**Extracted text**
────────

2017-10-23

Out-of-sample prediction for linear model with missing data

This blog post is inspired by a user question on Discourse.

The ability to predict new data from old observations has long been considered as one of the golden rules of evaluating science and scientific theory. And in Bayesian modelling, this idea is especially natural: not only it maps new inputs into new outputs the same way as a deterministic model, it does so probabilistically, meaning that you also get the uncertainty of each prediction.

Consider a linear regression problem: the data could be represented as a tuple ($X$, $y$) and we want to find the linear relationship which maps $X\to y$. $X$ is usually referred to as predictors, represented as a matrix (say k * n) so that it is easier to work with using linear algebra. In a setting where we have no missing data, we can write down the linear model as something like this (with weakly informative prior, and the intercept coded in $X$):

$$ \begin{align*} \sigma \sim \textrm{HalfCauchy}(0, 2.5) \\ \beta \sim \textrm{Normal}(0, 10) \\ \textrm{y} \sim \textrm{Normal}(\textrm{X}*\beta, \sigma) \end{align*} $$

A subtle point here to note here is that values in $X$ are usually considered as given, something trivial to measure, or has little noise (even noiseless). It could be true in some context: for example, $X$ is a dummy-code parameterization of different experimental groups. In general, if $X$ contains continuous measures, it is silly to assume this measurement is noiseless. In psychology, a continous predictor is usually referred to as covariates, which could be analysed with ANCOVA etc. Measurement error in $X$ is difficult to deal with using frequentistic statistics - the uncertainty in covariates just propagate to $y$ (e.g., see propagation of uncertainty in wikipedia). However, in Bayesian Statistics, this is quite natural to model the uncertainty in covariates by considering the observed covariates in $X$ as some noisy realization of some true latent variables/process:

$$ \begin{align*} \sigma \sim \textrm{HalfCauchy}(0, 2.5) \\ \beta \sim \textrm{Normal}(0, 10) \\ \textrm{X_latent} \sim \textrm{Normal}(0, 10) \\ \textrm{X} \sim \textrm{Normal}(\textrm{X_latent}, 1) \\ \textrm{y} \sim \textrm{Normal}(\textrm{X_latent}*\beta, \sigma) \end{align*} $$

The latter was also shown to be a natural solution for missing data. Here I first generate the data ($X$, $y$), and mask some value in the design matrix $X$ to indicates missing information. $X$ follows a Normal distribution with Xmu=[0, 2], and the missing values are masked using a numpy masked_array.

────────

Element position data
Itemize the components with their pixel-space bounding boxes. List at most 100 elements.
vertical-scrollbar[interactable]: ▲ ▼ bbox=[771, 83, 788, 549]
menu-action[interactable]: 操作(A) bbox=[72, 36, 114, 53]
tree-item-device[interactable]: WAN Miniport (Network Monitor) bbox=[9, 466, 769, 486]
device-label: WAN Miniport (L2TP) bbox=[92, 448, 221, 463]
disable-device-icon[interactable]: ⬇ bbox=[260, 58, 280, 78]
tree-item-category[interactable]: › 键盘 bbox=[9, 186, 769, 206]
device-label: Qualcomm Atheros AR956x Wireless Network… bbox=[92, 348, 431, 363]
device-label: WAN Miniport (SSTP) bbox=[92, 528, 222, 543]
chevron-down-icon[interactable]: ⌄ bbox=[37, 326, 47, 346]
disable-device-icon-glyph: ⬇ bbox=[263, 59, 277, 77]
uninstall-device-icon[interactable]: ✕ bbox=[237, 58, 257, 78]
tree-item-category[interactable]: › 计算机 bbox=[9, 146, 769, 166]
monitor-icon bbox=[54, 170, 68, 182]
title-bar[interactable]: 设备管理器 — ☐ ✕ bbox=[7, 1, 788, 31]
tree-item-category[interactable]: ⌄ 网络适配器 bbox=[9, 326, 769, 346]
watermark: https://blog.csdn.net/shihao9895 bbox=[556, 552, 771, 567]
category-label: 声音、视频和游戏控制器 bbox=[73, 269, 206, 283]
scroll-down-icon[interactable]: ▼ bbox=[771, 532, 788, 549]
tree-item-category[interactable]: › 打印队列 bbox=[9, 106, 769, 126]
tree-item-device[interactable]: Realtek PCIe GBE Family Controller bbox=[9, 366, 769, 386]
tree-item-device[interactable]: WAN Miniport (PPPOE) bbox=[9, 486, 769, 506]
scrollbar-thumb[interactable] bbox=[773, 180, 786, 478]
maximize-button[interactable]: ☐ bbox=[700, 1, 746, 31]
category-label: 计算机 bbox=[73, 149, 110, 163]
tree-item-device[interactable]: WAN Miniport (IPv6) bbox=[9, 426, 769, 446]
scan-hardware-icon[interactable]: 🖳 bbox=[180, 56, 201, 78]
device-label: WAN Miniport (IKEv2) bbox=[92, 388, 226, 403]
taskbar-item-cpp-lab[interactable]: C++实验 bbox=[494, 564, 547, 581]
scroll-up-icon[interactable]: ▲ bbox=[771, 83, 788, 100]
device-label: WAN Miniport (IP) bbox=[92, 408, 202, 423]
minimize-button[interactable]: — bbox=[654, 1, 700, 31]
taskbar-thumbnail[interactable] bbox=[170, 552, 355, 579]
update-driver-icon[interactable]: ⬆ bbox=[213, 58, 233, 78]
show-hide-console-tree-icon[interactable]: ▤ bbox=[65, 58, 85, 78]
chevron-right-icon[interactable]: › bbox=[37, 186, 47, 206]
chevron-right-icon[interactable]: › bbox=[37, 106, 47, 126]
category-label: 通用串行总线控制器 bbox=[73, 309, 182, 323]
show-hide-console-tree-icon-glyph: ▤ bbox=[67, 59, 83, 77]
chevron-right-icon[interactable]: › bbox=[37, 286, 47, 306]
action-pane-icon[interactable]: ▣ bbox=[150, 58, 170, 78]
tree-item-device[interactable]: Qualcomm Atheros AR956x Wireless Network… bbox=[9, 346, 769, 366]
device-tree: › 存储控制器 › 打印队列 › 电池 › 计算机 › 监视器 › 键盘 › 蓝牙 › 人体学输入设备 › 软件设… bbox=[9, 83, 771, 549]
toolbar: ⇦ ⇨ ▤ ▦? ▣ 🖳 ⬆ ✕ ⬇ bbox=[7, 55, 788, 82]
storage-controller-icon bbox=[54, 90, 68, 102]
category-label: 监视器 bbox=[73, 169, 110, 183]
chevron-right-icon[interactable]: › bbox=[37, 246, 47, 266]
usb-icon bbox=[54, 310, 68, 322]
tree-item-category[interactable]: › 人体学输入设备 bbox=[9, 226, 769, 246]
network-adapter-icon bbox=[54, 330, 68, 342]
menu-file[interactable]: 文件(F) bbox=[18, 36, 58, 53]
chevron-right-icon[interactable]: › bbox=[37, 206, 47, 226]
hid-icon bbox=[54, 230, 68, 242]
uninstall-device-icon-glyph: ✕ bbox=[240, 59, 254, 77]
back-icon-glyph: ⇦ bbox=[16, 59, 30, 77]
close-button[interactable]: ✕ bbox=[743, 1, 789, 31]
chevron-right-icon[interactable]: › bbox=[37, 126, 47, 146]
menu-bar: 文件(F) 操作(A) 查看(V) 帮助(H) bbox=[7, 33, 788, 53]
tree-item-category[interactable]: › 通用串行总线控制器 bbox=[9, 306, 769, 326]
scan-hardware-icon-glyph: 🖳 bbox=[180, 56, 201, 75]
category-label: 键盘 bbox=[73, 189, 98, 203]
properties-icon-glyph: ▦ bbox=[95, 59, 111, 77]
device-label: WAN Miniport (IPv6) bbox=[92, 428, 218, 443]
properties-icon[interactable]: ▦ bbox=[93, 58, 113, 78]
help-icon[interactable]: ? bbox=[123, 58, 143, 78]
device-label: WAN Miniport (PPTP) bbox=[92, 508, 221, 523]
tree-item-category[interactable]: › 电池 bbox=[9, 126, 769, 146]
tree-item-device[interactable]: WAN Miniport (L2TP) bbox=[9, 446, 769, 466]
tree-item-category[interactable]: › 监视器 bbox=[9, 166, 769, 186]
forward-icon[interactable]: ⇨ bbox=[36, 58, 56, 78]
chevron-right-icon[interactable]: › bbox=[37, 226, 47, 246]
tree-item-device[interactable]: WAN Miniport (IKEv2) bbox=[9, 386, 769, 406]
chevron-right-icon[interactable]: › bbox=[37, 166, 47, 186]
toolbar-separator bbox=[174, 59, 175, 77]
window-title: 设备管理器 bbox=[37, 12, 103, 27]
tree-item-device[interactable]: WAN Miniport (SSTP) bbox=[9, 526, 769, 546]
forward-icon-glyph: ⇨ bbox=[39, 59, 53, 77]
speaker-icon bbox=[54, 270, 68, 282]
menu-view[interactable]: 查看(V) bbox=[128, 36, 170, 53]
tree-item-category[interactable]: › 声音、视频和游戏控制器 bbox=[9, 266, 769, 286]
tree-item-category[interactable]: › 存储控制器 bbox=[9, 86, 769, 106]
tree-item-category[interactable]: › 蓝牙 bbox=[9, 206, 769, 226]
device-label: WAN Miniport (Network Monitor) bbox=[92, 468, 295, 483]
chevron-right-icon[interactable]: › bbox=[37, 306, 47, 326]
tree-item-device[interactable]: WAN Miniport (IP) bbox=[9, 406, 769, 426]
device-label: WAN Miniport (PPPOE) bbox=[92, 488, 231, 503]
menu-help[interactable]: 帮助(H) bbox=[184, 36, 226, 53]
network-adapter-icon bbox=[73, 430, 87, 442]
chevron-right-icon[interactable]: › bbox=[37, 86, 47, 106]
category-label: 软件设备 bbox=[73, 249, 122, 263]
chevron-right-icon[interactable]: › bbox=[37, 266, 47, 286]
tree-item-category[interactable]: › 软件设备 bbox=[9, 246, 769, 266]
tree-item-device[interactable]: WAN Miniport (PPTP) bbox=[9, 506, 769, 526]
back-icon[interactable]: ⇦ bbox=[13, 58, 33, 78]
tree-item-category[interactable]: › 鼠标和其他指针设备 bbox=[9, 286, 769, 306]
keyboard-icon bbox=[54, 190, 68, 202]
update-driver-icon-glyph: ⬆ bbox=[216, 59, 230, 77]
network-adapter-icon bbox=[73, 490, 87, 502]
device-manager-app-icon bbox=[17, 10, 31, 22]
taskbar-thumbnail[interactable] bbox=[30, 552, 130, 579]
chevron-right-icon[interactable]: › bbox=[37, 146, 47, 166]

────────

**To be done**
a. In the blog post on out-of-sample prediction with missing data, list every variable that is given a distribution in the model that includes "X_latent".
b. Write the next part of the blog post on out-of-sample prediction with missing data, picking up right after its final sentence.

**Solved problems**
a. σ, β, X_latent, X, y

b.
np.random.seed(42)
n0 = 200
# generate data with missing values
Xmu_ = np.array([0, 2])
x_train = np.random.randn(n0, 2) + Xmu_
beta_ = np.array([-.5, .25])
alpha_ = 3
sd_ = .1
y_train = alpha_ + sd_ * np.random.randn(n0) + np.dot(x_train, beta_.T)

plt.figure(figsize=(10, 5))
gs = gridspec.GridSpec(1, 2)
ax0 = plt.subplot(gs[0, 0])
ax0.plot(x_train[:, 0], y_train, 'o')
ax0 = plt.subplot(gs[0, 1])
ax0.plot(x_train[:, 1], y_train, 'o')
plt.tight_layout();

# Masks the covariates
mask = np.array(np.random.rand(n0, 2) < .015, dtype=int)

X_train = np.ma.masked_array(x_train, mask=mask)

The above figure shows the linear relationship between the two columns in $X$ and $y$. Now we build this model in PyMC3:

# build model, fit, and check trace
with pm.Model() as model:
    alpha = pm.Normal('alpha', mu=0, sd=10)
    beta = pm.Normal('beta', mu=0, sd=10, shape=(2,))
    
    Xmu = pm.Normal('Xmu', mu=0, sd=10, shape=(2,))
    X_modeled = pm.Normal('X', mu=Xmu, sd=1., observed=X_train)

    mu = alpha + tt.dot(X_modeled, beta)
    sd = pm.HalfCauchy('sd', beta=10)
    y = pm.Normal('y', mu=mu, sd=sd, observed=y_train)

model.free_RVs

[alpha, beta, Xmu, X_missing, sd_log__]

Displaying the free random variables (RVs) in the model, we see that PyMC3 added a new RV X_missing, which we did not declared, into the model. It coded for the missing values in our design matrix $X$.

Now we can sample from the posterior using NUTS and examinate the trace:

# inference
with model:
    trace = pm.sample(1000, njobs=4)

pm.traceplot(trace, 
             lines=dict(alpha=alpha_, 
                        beta=beta_, 
                        sd=sd_, 
                        Xmu=Xmu_,
                        X_missing=x_train[mask==1]));

Auto-assigning NUTS sampler...
Initializing NUTS using jitter+adapt_diag...
 53%|█████▎    | 791/1500 [00:19<00:03, 197.17it/s]/Users/jlao/Documents/Github/pymc3/pymc3/step_methods/hmc/nuts.py:451: UserWarning: The acceptance probability in chain 1 does not match the target. It is 0.881618620446, but should be close to 0.8. Try to increase the number of tuning steps.
  % (self._chain_id, mean_accept, target_accept))
 71%|███████   | 1064/1500 [00:21<00:02, 189.90it/s]/Users/jlao/Documents/Github/pymc3/pymc3/step_methods/hmc/nuts.py:451: UserWarning: The acceptance probability in chain 2 does not match the target. It is 0.894470562819, but should be close to 0.8. Try to increase the number of tuning steps.
  % (self._chain_id, mean_accept, target_accept))
 95%|█████████▍| 1424/1500 [00:22<00:00, 322.29it/s]/Users/jlao/Documents/Github/pymc3/pymc3/step_methods/hmc/nuts.py:451: UserWarning: The acceptance probability in chain 3 does not match the target. It is 0.882355870377, but should be close to 0.8. Try to increase the number of tuning steps.
  % (self._chain_id, mean_accept, target_accept))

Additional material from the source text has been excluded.